:: SHORT EXERCISE ::
Repeat the records word for word, excluding any picture.
**********
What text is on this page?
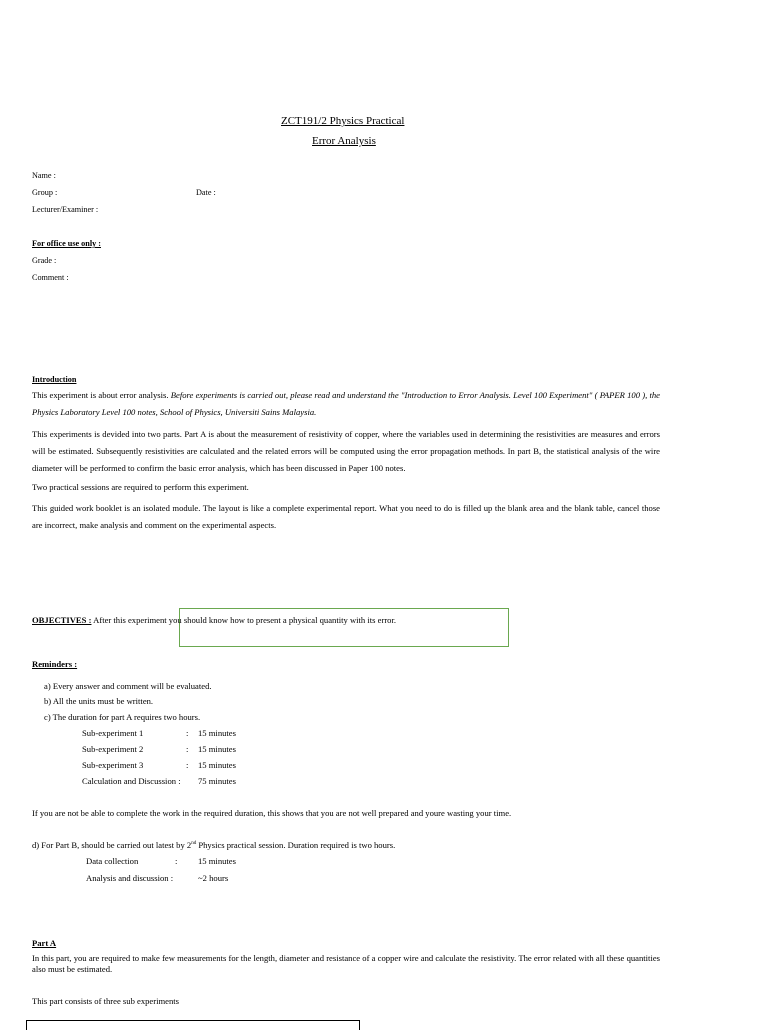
ZCT191/2 Physics Practical
Error Analysis
Name :
Group :	Date :
Lecturer/Examiner :
For office use only :
Grade :
Comment :
Introduction
This experiment is about error analysis. Before experiments is carried out, please read and understand the "Introduction to Error Analysis. Level 100 Experiment" ( PAPER 100 ), the Physics Laboratory Level 100 notes, School of Physics, Universiti Sains Malaysia.
This experiments is devided into two parts. Part A is about the measurement of resistivity of copper, where the variables used in determining the resistivities are measures and errors will be estimated. Subsequently resistivities are calculated and the related errors will be computed using the error propagation methods. In part B, the statistical analysis of the wire diameter will be performed to confirm the basic error analysis, which has been discussed in Paper 100 notes.
Two practical sessions are required to perform this experiment.
This guided work booklet is an isolated module. The layout is like a complete experimental report. What you need to do is filled up the blank area and the blank table, cancel those are incorrect, make analysis and comment on the experimental aspects.
OBJECTIVES : After this experiment you should know how to present a physical quantity with its error.
Reminders :
a) Every answer and comment will be evaluated.
b) All the units must be written.
c) The duration for part A requires two hours.
Sub-experiment 1	: 15 minutes
Sub-experiment 2	: 15 minutes
Sub-experiment 3	: 15 minutes
Calculation and Discussion : 75 minutes
If you are not be able to complete the work in the required duration, this shows that you are not well prepared and youre wasting your time.
d) For Part B, should be carried out latest by 2nd Physics practical session. Duration required is two hours.
Data collection	: 15 minutes
Analysis and discussion :	~2 hours
Part A
In this part, you are required to make few measurements for the length, diameter and resistance of a copper wire and calculate the resistivity. The error related with all these quantities also must be estimated.
This part consists of three sub experiments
**********
:: SOLUTION TO THIS TASK ::
What text is on this page?
ZCT191/2 Physics Practical
Error Analysis
Name :
Group :	Date :
Lecturer/Examiner :
For office use only :
Grade :
Comment :
Introduction
This experiment is about error analysis. Before experiments is carried out, please read and understand the "Introduction to Error Analysis. Level 100 Experiment" ( PAPER 100 ), the Physics Laboratory Level 100 notes, School of Physics, Universiti Sains Malaysia.
This experiments is devided into two parts. Part A is about the measurement of resistivity of copper, where the variables used in determining the resistivities are measures and errors will be estimated. Subsequently resistivities are calculated and the related errors will be computed using the error propagation methods. In part B, the statistical analysis of the wire diameter will be performed to confirm the basic error analysis, which has been discussed in Paper 100 notes.
Two practical sessions are required to perform this experiment.
This guided work booklet is an isolated module. The layout is like a complete experimental report. What you need to do is filled up the blank area and the blank table, cancel those are incorrect, make analysis and comment on the experimental aspects.
OBJECTIVES : After this experiment you should know how to present a physical quantity with its error.
Reminders :
a) Every answer and comment will be evaluated.
b) All the units must be written.
c) The duration for part A requires two hours.
Sub-experiment 1	: 15 minutes
Sub-experiment 2	: 15 minutes
Sub-experiment 3	: 15 minutes
Calculation and Discussion : 75 minutes
If you are not be able to complete the work in the required duration, this shows that you are not well prepared and youre wasting your time.
d) For Part B, should be carried out latest by 2nd Physics practical session. Duration required is two hours.
Data collection	: 15 minutes
Analysis and discussion :	~2 hours
Part A
In this part, you are required to make few measurements for the length, diameter and resistance of a copper wire and calculate the resistivity. The error related with all these quantities also must be estimated.
This part consists of three sub experiments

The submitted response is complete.